- _OBJECTIVE_
Select the lines that hold the word "Model" and copy each one.

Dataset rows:
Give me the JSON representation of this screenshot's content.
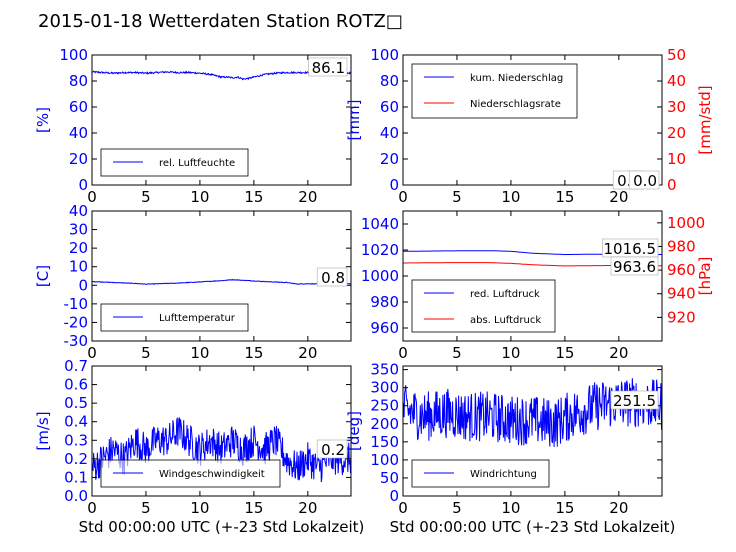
{
  "figure_title": "2015-01-18 Wetterdaten Station ROTZ□",
  "colors": {
    "left": "#0000ff",
    "right": "#ff0000",
    "axis": "#000000"
  },
  "chart_data": [
    {
      "type": "line",
      "panel": "humidity",
      "ylabel": "[%]",
      "xlabel": "",
      "xlim": [
        0,
        24
      ],
      "ylim": [
        0,
        100
      ],
      "xticks": [
        0,
        5,
        10,
        15,
        20
      ],
      "yticks": [
        0,
        20,
        40,
        60,
        80,
        100
      ],
      "legend_placement": "lower-left",
      "annotation": "86.1",
      "series": [
        {
          "name": "rel. Luftfeuchte",
          "color": "#0000ff",
          "noise": 0.6,
          "x": [
            0,
            1,
            2,
            3,
            4,
            5,
            6,
            7,
            8,
            9,
            10,
            11,
            11.5,
            12,
            12.5,
            13,
            13.5,
            14,
            14.5,
            15,
            16,
            17,
            18,
            19,
            20,
            21,
            22,
            23,
            24
          ],
          "y": [
            87,
            86.5,
            86,
            86.5,
            86.5,
            86,
            86.5,
            87,
            86.5,
            86.5,
            86,
            85,
            84,
            83,
            83,
            82.5,
            83,
            81.5,
            82,
            83,
            85,
            86,
            86.5,
            86.5,
            86.5,
            86.5,
            86.5,
            86.3,
            86.1
          ]
        }
      ]
    },
    {
      "type": "line",
      "panel": "precipitation",
      "ylabel": "[mm]",
      "ylabel_right": "[mm/std]",
      "xlabel": "",
      "xlim": [
        0,
        24
      ],
      "ylim": [
        0,
        100
      ],
      "ylim_right": [
        0,
        50
      ],
      "xticks": [
        0,
        5,
        10,
        15,
        20
      ],
      "yticks": [
        0,
        20,
        40,
        60,
        80,
        100
      ],
      "yticks_right": [
        0,
        10,
        20,
        30,
        40,
        50
      ],
      "legend_placement": "upper-left",
      "annotation": "0.0",
      "annotation_right": "0.0",
      "series": [
        {
          "name": "kum. Niederschlag",
          "color": "#0000ff",
          "axis": "left",
          "noise": 0,
          "x": [
            0,
            24
          ],
          "y": [
            0,
            0
          ]
        },
        {
          "name": "Niederschlagsrate",
          "color": "#ff0000",
          "axis": "right",
          "noise": 0,
          "x": [
            0,
            24
          ],
          "y": [
            0,
            0
          ]
        }
      ]
    },
    {
      "type": "line",
      "panel": "temperature",
      "ylabel": "[C]",
      "xlabel": "",
      "xlim": [
        0,
        24
      ],
      "ylim": [
        -30,
        40
      ],
      "xticks": [
        0,
        5,
        10,
        15,
        20
      ],
      "yticks": [
        -30,
        -20,
        -10,
        0,
        10,
        20,
        30,
        40
      ],
      "legend_placement": "lower-left",
      "annotation": "0.8",
      "series": [
        {
          "name": "Lufttemperatur",
          "color": "#0000ff",
          "noise": 0.15,
          "x": [
            0,
            2,
            4,
            5,
            6,
            8,
            10,
            12,
            13,
            14,
            16,
            18,
            19,
            20,
            22,
            24
          ],
          "y": [
            2,
            1.5,
            1,
            0.6,
            0.8,
            1.2,
            1.8,
            2.5,
            3,
            2.7,
            2,
            1.5,
            0.7,
            0.8,
            0.8,
            0.8
          ]
        }
      ]
    },
    {
      "type": "line",
      "panel": "pressure",
      "ylabel": "",
      "ylabel_right": "[hPa]",
      "xlabel": "",
      "xlim": [
        0,
        24
      ],
      "ylim": [
        950,
        1050
      ],
      "ylim_right": [
        900,
        1010
      ],
      "xticks": [
        0,
        5,
        10,
        15,
        20
      ],
      "yticks": [
        960,
        980,
        1000,
        1020,
        1040
      ],
      "yticks_right": [
        920,
        940,
        960,
        980,
        1000
      ],
      "legend_placement": "lower-left",
      "annotation": "1016.5",
      "annotation_right": "963.6",
      "series": [
        {
          "name": "red. Luftdruck",
          "color": "#0000ff",
          "axis": "left",
          "noise": 0,
          "x": [
            0,
            4,
            8,
            10,
            12,
            15,
            18,
            21,
            24
          ],
          "y": [
            1019,
            1019.3,
            1019.5,
            1019,
            1017.5,
            1016.5,
            1016.8,
            1016.8,
            1016.5
          ]
        },
        {
          "name": "abs. Luftdruck",
          "color": "#ff0000",
          "axis": "right",
          "noise": 0,
          "x": [
            0,
            4,
            8,
            10,
            12,
            15,
            18,
            21,
            24
          ],
          "y": [
            966,
            966.3,
            966.3,
            965.7,
            964.5,
            963.5,
            963.8,
            964,
            963.6
          ]
        }
      ]
    },
    {
      "type": "line",
      "panel": "wind-speed",
      "ylabel": "[m/s]",
      "xlabel": "Std 00:00:00 UTC (+-23 Std Lokalzeit)",
      "xlim": [
        0,
        24
      ],
      "ylim": [
        0,
        0.7
      ],
      "xticks": [
        0,
        5,
        10,
        15,
        20
      ],
      "yticks": [
        0.0,
        0.1,
        0.2,
        0.3,
        0.4,
        0.5,
        0.6,
        0.7
      ],
      "legend_placement": "lower-center",
      "annotation": "0.2",
      "series": [
        {
          "name": "Windgeschwindigkeit",
          "color": "#0000ff",
          "noise": 0.09,
          "x": [
            0,
            1,
            2,
            3,
            4,
            5,
            6,
            7,
            8,
            9,
            10,
            11,
            12,
            13,
            14,
            15,
            16,
            17,
            18,
            19,
            20,
            21,
            22,
            23,
            24
          ],
          "y": [
            0.15,
            0.2,
            0.25,
            0.2,
            0.3,
            0.25,
            0.3,
            0.3,
            0.35,
            0.3,
            0.25,
            0.3,
            0.25,
            0.3,
            0.25,
            0.3,
            0.25,
            0.3,
            0.2,
            0.15,
            0.2,
            0.15,
            0.2,
            0.2,
            0.2
          ]
        }
      ]
    },
    {
      "type": "line",
      "panel": "wind-direction",
      "ylabel": "[deg]",
      "xlabel": "Std 00:00:00 UTC (+-23 Std Lokalzeit)",
      "xlim": [
        0,
        24
      ],
      "ylim": [
        0,
        360
      ],
      "xticks": [
        0,
        5,
        10,
        15,
        20
      ],
      "yticks": [
        0,
        50,
        100,
        150,
        200,
        250,
        300,
        350
      ],
      "legend_placement": "lower-left",
      "annotation": "251.5",
      "series": [
        {
          "name": "Windrichtung",
          "color": "#0000ff",
          "noise": 70,
          "x": [
            0,
            2,
            4,
            6,
            8,
            10,
            12,
            14,
            16,
            18,
            20,
            22,
            24
          ],
          "y": [
            240,
            220,
            230,
            220,
            220,
            210,
            210,
            200,
            230,
            250,
            260,
            260,
            250
          ]
        }
      ]
    }
  ]
}
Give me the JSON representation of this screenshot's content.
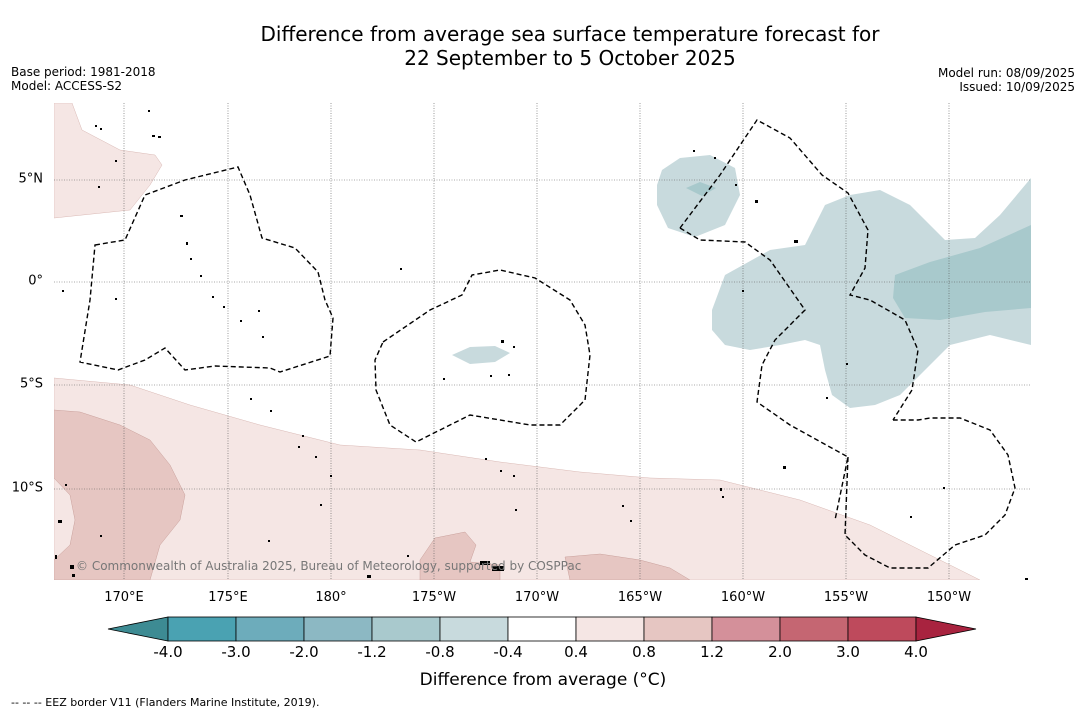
{
  "title": {
    "line1": "Difference from average sea surface temperature forecast for",
    "line2": "22 September to 5 October 2025"
  },
  "meta": {
    "base_period": "Base period: 1981-2018",
    "model": "Model: ACCESS-S2",
    "model_run": "Model run: 08/09/2025",
    "issued": "Issued: 10/09/2025"
  },
  "map": {
    "lon_ticks": [
      "170°E",
      "175°E",
      "180°",
      "175°W",
      "170°W",
      "165°W",
      "160°W",
      "155°W",
      "150°W"
    ],
    "lat_ticks": [
      "5°N",
      "0°",
      "5°S",
      "10°S"
    ],
    "copyright": "© Commonwealth of Australia 2025, Bureau of Meteorology, supported by COSPPac",
    "colors": {
      "cool_light": "#c8dadd",
      "cool_mid": "#a8c9cc",
      "warm_light": "#f5e6e4",
      "warm_mid": "#e6c6c2",
      "eez_line": "#000000"
    }
  },
  "colorbar": {
    "title": "Difference from average (°C)",
    "labels": [
      "-4.0",
      "-3.0",
      "-2.0",
      "-1.2",
      "-0.8",
      "-0.4",
      "0.4",
      "0.8",
      "1.2",
      "2.0",
      "3.0",
      "4.0"
    ],
    "colors": [
      "#3d8b93",
      "#4aa2b2",
      "#6dacbb",
      "#8cb8c3",
      "#a9c9cd",
      "#c8dadd",
      "#ffffff",
      "#f5e6e4",
      "#e6c6c2",
      "#d4909a",
      "#c56672",
      "#be4a5c",
      "#a8233f"
    ]
  },
  "footnote": "-- -- -- EEZ border V11 (Flanders Marine Institute, 2019)."
}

- _ANSWER TO THIS PROBLEM_
    "model": "Model: ACCESS-S2",
    "model_run": "Model run: 08/09/2025",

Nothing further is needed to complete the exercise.